WHAT IS ASKED:
Below are some records. Say in a single number how many of their lines include the word "well".

STORED RECORDS:

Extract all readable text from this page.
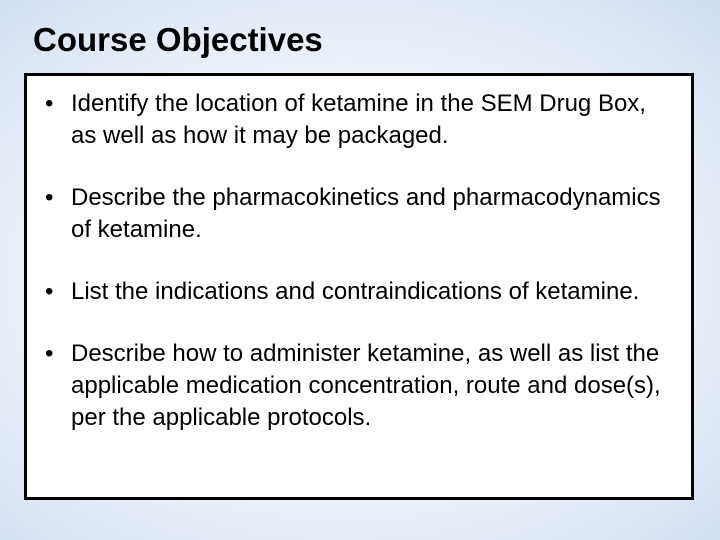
Course Objectives
• Identify the location of ketamine in the SEM Drug Box, as well as how it may be packaged.
• Describe the pharmacokinetics and pharmacodynamics of ketamine.
• List the indications and contraindications of ketamine.
• Describe how to administer ketamine, as well as list the applicable medication concentration, route and dose(s), per the applicable protocols.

SOLUTION TO THE PROBLEM:
2